Exercise: Lines containing the word "over" are the ones to copy from the records below.

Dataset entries

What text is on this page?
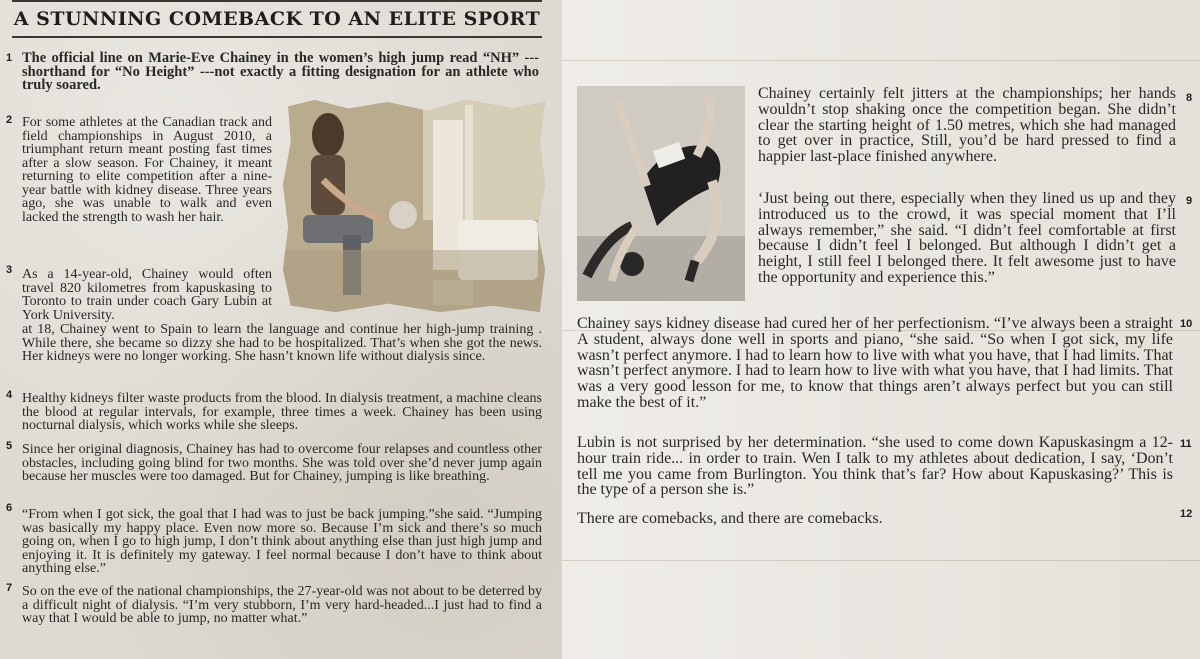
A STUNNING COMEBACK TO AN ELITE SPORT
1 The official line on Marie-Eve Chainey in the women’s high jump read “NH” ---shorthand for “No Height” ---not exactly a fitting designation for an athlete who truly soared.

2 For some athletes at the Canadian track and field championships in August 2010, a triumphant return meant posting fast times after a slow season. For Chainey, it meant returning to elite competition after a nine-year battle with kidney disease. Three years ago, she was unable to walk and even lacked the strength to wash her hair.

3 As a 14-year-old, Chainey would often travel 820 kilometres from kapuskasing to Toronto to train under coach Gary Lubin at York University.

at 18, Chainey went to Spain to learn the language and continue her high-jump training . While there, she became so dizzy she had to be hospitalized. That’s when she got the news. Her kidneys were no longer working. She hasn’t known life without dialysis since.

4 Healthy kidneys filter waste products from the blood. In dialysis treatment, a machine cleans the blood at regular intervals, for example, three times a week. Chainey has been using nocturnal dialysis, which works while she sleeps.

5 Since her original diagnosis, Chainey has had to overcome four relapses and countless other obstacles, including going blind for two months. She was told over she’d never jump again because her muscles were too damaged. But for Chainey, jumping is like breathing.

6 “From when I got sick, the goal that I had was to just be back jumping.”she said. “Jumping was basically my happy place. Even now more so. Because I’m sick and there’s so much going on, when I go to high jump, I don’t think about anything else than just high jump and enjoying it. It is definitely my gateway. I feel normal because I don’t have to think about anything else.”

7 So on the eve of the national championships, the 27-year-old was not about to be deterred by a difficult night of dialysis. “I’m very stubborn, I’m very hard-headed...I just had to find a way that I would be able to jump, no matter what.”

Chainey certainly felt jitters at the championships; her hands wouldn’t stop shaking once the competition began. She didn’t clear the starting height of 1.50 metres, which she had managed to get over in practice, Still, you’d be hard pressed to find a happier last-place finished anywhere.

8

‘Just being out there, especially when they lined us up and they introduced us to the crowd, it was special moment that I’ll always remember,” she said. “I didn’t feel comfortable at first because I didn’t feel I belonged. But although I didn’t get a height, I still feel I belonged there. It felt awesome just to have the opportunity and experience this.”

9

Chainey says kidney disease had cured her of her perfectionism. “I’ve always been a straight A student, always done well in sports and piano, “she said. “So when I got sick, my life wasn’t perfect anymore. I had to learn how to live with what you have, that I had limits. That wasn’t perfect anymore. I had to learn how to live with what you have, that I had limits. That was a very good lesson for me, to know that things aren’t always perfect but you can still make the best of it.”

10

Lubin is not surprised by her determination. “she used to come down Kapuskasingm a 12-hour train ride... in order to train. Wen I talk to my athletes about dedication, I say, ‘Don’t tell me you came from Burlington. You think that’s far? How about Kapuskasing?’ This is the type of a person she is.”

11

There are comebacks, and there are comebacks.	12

Output below:
5 Since her original diagnosis, Chainey has had to overcome four relapses and countless other obstacles, including going blind for two months. She was told over she’d never jump again because her muscles were too damaged. But for Chainey, jumping is like breathing.
Chainey certainly felt jitters at the championships; her hands wouldn’t stop shaking once the competition began. She didn’t clear the starting height of 1.50 metres, which she had managed to get over in practice, Still, you’d be hard pressed to find a happier last-place finished anywhere.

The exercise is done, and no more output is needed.